## Your task
Output the full listing below exactly, without the pictures.

## Data entries
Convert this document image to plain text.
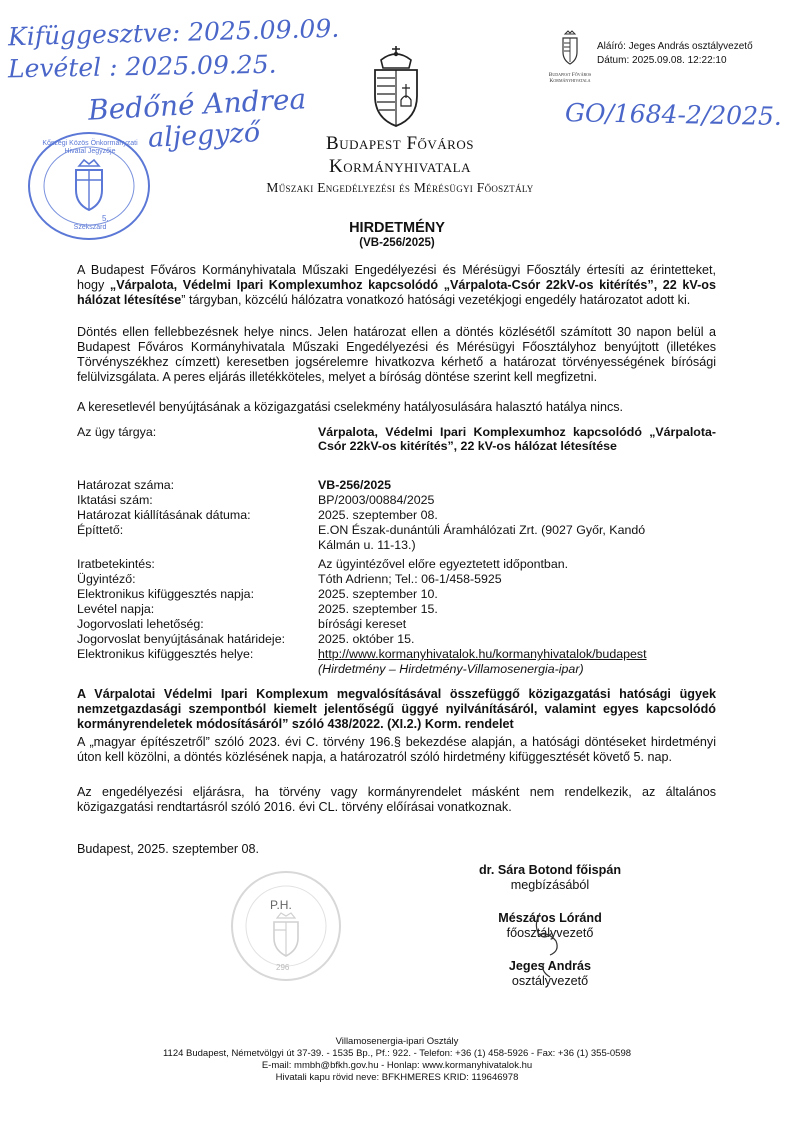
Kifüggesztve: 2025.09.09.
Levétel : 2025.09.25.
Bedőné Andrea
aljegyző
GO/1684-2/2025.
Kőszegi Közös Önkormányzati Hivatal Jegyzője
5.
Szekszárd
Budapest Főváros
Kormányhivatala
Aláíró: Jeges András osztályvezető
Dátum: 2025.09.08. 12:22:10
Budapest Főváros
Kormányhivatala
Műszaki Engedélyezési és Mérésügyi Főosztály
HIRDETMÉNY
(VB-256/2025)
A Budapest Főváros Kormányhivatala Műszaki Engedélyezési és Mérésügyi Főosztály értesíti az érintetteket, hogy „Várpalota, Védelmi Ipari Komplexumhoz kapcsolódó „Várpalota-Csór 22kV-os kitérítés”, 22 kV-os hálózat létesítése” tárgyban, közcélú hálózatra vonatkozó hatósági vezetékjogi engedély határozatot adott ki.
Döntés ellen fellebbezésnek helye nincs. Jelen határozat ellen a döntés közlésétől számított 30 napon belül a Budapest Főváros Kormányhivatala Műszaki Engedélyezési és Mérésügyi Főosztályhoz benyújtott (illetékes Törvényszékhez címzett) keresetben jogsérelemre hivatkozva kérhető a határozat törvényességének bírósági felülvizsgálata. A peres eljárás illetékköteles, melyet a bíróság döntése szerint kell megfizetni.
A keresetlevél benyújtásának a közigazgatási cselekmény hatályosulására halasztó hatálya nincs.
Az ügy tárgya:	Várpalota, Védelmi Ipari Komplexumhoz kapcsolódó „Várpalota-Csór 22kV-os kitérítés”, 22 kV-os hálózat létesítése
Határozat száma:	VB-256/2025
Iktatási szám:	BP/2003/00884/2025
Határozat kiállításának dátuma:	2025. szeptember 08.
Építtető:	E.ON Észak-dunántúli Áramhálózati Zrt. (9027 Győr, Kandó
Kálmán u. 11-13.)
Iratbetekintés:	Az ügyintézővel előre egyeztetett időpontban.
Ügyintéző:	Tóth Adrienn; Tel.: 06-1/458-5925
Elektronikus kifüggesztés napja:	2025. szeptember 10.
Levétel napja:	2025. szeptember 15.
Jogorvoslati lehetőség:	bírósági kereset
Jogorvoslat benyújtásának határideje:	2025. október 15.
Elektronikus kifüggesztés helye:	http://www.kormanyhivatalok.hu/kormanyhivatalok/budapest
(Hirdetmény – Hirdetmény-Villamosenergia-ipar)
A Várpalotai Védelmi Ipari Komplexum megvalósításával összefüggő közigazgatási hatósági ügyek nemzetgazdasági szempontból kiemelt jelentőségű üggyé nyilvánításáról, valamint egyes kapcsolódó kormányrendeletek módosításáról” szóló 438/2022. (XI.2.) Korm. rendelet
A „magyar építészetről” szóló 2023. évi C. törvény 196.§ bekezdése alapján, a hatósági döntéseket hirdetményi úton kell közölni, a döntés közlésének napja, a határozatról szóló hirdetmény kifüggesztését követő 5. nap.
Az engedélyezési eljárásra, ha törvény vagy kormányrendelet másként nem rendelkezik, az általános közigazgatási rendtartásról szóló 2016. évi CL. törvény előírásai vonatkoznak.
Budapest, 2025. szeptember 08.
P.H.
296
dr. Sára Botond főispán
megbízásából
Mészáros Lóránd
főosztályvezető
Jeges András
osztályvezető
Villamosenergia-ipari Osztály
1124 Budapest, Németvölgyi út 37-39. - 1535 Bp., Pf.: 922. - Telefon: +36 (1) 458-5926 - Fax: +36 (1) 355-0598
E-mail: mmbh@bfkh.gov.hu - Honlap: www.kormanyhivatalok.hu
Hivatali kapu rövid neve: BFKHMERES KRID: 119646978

## Right answer
Convert this document image to plain text.
Kifüggesztve: 2025.09.09.
Levétel : 2025.09.25.
Bedőné Andrea
aljegyző
GO/1684-2/2025.
Kőszegi Közös Önkormányzati Hivatal Jegyzője
5.
Szekszárd
Budapest Főváros
Kormányhivatala
Aláíró: Jeges András osztályvezető
Dátum: 2025.09.08. 12:22:10
Budapest Főváros
Kormányhivatala
Műszaki Engedélyezési és Mérésügyi Főosztály
HIRDETMÉNY
(VB-256/2025)
A Budapest Főváros Kormányhivatala Műszaki Engedélyezési és Mérésügyi Főosztály értesíti az érintetteket, hogy „Várpalota, Védelmi Ipari Komplexumhoz kapcsolódó „Várpalota-Csór 22kV-os kitérítés”, 22 kV-os hálózat létesítése” tárgyban, közcélú hálózatra vonatkozó hatósági vezetékjogi engedély határozatot adott ki.
Döntés ellen fellebbezésnek helye nincs. Jelen határozat ellen a döntés közlésétől számított 30 napon belül a Budapest Főváros Kormányhivatala Műszaki Engedélyezési és Mérésügyi Főosztályhoz benyújtott (illetékes Törvényszékhez címzett) keresetben jogsérelemre hivatkozva kérhető a határozat törvényességének bírósági felülvizsgálata. A peres eljárás illetékköteles, melyet a bíróság döntése szerint kell megfizetni.
A keresetlevél benyújtásának a közigazgatási cselekmény hatályosulására halasztó hatálya nincs.
Az ügy tárgya:	Várpalota, Védelmi Ipari Komplexumhoz kapcsolódó „Várpalota-Csór 22kV-os kitérítés”, 22 kV-os hálózat létesítése
Határozat száma:	VB-256/2025
Iktatási szám:	BP/2003/00884/2025
Határozat kiállításának dátuma:	2025. szeptember 08.
Építtető:	E.ON Észak-dunántúli Áramhálózati Zrt. (9027 Győr, Kandó
Kálmán u. 11-13.)
Iratbetekintés:	Az ügyintézővel előre egyeztetett időpontban.
Ügyintéző:	Tóth Adrienn; Tel.: 06-1/458-5925
Elektronikus kifüggesztés napja:	2025. szeptember 10.
Levétel napja:	2025. szeptember 15.
Jogorvoslati lehetőség:	bírósági kereset
Jogorvoslat benyújtásának határideje:	2025. október 15.
Elektronikus kifüggesztés helye:	http://www.kormanyhivatalok.hu/kormanyhivatalok/budapest
(Hirdetmény – Hirdetmény-Villamosenergia-ipar)
A Várpalotai Védelmi Ipari Komplexum megvalósításával összefüggő közigazgatási hatósági ügyek nemzetgazdasági szempontból kiemelt jelentőségű üggyé nyilvánításáról, valamint egyes kapcsolódó kormányrendeletek módosításáról” szóló 438/2022. (XI.2.) Korm. rendelet
A „magyar építészetről” szóló 2023. évi C. törvény 196.§ bekezdése alapján, a hatósági döntéseket hirdetményi úton kell közölni, a döntés közlésének napja, a határozatról szóló hirdetmény kifüggesztését követő 5. nap.
Az engedélyezési eljárásra, ha törvény vagy kormányrendelet másként nem rendelkezik, az általános közigazgatási rendtartásról szóló 2016. évi CL. törvény előírásai vonatkoznak.
Budapest, 2025. szeptember 08.
P.H.
296
dr. Sára Botond főispán
megbízásából
Mészáros Lóránd
főosztályvezető
Jeges András
osztályvezető
Villamosenergia-ipari Osztály
1124 Budapest, Németvölgyi út 37-39. - 1535 Bp., Pf.: 922. - Telefon: +36 (1) 458-5926 - Fax: +36 (1) 355-0598
E-mail: mmbh@bfkh.gov.hu - Honlap: www.kormanyhivatalok.hu
Hivatali kapu rövid neve: BFKHMERES KRID: 119646978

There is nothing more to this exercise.